Data in this exercise ::
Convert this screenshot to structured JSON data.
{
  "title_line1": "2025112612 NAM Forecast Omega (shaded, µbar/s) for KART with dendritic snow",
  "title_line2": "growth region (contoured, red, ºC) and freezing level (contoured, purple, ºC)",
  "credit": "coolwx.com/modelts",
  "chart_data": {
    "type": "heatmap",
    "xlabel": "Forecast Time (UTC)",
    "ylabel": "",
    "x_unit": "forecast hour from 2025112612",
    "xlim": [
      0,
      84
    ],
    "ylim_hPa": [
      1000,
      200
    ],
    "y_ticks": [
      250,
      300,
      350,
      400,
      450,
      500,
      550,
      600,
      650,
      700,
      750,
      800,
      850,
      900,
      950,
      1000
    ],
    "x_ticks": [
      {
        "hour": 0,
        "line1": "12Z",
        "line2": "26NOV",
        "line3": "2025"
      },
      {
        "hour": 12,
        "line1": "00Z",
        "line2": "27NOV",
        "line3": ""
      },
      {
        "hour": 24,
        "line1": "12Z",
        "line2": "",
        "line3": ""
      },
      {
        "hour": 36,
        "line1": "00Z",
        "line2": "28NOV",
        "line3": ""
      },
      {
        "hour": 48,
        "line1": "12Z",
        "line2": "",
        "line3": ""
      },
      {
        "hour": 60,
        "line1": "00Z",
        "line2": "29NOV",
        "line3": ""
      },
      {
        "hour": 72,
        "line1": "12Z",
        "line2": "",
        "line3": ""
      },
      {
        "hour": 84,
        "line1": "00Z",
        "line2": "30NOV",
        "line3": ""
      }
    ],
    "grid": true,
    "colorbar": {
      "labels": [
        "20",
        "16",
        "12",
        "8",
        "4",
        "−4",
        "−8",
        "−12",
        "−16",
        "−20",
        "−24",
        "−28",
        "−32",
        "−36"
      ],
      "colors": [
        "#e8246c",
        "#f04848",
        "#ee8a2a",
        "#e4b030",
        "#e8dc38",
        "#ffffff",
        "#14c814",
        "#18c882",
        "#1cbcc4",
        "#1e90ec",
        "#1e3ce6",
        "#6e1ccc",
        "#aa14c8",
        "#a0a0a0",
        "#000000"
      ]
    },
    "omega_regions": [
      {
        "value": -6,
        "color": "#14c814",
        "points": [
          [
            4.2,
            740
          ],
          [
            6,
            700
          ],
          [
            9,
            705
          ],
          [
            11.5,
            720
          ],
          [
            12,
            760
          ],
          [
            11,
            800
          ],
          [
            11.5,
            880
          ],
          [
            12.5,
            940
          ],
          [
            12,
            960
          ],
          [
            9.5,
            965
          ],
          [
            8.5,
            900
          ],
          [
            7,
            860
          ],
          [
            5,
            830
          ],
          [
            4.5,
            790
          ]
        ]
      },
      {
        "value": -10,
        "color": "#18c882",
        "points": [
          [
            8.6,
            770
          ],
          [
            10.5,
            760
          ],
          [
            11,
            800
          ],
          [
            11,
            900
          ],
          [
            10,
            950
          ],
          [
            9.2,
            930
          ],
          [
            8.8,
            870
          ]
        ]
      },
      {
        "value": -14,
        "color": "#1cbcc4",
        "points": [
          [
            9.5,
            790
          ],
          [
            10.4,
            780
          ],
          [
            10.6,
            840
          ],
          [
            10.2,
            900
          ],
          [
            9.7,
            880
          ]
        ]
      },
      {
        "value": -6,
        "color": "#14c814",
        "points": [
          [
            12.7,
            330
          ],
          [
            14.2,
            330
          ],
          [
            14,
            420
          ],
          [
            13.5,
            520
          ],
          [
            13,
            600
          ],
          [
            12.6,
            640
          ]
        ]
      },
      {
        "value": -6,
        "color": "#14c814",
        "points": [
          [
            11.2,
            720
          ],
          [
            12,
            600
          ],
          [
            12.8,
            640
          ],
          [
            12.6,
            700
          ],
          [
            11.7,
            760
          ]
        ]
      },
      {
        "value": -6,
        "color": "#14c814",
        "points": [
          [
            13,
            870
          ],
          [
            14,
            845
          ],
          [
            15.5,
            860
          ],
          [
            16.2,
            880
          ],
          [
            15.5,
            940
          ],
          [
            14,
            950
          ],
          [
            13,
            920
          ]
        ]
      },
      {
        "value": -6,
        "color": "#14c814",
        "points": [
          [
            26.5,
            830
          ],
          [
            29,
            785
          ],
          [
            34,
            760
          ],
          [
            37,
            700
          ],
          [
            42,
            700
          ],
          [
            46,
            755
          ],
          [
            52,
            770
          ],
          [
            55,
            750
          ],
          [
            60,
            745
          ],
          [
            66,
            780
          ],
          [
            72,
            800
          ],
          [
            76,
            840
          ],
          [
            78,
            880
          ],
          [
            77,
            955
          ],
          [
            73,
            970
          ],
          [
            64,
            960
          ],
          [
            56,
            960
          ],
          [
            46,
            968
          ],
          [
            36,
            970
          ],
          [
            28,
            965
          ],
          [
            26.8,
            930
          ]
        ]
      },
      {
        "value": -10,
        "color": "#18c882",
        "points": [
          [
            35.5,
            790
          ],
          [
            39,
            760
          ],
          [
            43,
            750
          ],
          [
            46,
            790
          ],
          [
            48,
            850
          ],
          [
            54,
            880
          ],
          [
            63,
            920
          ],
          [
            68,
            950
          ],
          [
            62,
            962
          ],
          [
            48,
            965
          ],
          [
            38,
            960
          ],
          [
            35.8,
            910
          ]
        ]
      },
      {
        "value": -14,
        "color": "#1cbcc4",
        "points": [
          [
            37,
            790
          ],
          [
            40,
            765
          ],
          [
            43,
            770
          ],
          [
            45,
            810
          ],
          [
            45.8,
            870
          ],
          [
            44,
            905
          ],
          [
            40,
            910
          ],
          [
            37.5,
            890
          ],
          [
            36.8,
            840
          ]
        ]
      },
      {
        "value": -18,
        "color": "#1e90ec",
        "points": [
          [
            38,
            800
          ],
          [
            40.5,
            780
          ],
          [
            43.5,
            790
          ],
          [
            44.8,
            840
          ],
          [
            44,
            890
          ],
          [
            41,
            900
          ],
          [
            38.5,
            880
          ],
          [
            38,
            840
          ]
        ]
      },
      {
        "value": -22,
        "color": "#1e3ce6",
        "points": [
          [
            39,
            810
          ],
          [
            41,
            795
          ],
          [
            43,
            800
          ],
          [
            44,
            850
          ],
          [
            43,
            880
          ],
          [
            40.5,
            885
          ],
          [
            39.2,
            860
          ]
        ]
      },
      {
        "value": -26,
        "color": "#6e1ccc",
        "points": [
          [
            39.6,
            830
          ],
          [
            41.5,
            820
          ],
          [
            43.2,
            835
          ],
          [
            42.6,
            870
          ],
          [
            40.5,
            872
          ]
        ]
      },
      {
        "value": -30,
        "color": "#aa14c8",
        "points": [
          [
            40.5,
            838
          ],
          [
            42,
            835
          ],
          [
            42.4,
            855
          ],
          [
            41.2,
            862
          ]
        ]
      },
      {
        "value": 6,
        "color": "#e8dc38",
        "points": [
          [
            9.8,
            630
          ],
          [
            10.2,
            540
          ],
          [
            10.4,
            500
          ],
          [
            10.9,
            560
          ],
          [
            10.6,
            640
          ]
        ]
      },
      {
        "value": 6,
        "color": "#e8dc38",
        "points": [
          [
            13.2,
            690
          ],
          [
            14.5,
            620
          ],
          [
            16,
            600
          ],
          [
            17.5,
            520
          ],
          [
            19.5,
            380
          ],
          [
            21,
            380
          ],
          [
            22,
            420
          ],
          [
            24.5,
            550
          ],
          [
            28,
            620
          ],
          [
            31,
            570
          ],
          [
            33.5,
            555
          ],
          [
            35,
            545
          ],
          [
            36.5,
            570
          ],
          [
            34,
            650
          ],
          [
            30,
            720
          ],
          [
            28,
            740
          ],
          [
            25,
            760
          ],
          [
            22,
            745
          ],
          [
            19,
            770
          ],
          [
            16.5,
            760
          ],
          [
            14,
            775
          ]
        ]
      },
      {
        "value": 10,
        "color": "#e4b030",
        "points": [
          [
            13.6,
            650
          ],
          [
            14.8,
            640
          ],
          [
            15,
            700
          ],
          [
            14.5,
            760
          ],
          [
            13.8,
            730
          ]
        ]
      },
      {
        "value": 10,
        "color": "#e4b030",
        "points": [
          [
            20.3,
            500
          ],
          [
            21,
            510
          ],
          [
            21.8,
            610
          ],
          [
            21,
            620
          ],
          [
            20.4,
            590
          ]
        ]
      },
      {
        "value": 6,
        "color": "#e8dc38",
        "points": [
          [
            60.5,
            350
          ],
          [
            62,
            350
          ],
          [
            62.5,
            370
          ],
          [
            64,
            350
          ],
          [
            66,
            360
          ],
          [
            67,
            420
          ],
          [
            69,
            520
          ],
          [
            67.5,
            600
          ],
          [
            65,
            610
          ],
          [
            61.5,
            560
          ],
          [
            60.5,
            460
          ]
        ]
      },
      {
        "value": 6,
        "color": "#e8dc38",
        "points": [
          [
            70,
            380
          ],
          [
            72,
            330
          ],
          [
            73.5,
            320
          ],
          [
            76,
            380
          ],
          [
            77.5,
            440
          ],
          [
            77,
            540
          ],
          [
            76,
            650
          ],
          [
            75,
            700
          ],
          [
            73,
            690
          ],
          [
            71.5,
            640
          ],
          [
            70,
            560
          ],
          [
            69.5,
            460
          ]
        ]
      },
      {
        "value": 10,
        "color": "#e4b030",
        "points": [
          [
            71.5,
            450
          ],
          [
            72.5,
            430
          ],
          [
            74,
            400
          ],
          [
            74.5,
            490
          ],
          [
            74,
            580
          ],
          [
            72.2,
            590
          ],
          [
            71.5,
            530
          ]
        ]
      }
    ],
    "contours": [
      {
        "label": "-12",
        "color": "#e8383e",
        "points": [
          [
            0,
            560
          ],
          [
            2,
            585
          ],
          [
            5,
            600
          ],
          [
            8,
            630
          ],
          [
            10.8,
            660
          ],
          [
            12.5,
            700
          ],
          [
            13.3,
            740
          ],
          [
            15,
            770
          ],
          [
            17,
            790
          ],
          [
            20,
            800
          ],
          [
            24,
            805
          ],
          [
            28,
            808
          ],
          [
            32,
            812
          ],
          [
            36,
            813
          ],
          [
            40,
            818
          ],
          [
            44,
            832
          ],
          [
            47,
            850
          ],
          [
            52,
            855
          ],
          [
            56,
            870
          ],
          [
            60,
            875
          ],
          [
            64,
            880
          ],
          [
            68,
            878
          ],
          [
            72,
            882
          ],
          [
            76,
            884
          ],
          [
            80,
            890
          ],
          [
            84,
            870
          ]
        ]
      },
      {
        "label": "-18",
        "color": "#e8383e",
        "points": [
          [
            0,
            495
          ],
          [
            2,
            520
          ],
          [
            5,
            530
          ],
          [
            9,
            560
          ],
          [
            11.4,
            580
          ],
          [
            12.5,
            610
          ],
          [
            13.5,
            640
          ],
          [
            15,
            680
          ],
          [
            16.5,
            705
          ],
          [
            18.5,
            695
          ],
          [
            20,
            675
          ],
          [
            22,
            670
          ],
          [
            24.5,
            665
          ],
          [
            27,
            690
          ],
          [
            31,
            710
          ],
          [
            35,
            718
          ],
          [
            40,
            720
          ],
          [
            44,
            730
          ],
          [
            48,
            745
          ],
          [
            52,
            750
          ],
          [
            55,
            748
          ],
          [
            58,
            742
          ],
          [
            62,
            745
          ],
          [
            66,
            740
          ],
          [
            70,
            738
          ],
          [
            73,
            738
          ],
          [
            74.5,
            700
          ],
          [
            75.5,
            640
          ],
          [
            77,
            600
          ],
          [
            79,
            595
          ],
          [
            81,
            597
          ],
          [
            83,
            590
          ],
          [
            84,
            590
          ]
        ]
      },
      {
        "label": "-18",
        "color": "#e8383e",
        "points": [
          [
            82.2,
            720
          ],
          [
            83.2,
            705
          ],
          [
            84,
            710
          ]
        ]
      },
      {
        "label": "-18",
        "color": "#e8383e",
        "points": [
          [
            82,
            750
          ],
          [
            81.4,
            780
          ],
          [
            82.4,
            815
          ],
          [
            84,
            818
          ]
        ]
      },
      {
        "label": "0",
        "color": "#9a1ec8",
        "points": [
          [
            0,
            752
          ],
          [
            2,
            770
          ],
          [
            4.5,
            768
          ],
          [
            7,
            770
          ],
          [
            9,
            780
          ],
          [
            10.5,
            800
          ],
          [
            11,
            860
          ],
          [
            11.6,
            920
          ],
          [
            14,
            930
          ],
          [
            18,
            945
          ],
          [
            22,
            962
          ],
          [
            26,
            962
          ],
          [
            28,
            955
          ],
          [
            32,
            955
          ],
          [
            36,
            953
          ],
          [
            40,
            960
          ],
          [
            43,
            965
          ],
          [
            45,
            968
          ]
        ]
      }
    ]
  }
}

What is expected :: Copy all lines from the data that hold the word "hour".

Reply to the exercise ::
    "x_unit": "forecast hour from 2025112612",
        "hour": 0,
        "hour": 12,
        "hour": 24,
        "hour": 36,
        "hour": 48,
        "hour": 60,
        "hour": 72,
        "hour": 84,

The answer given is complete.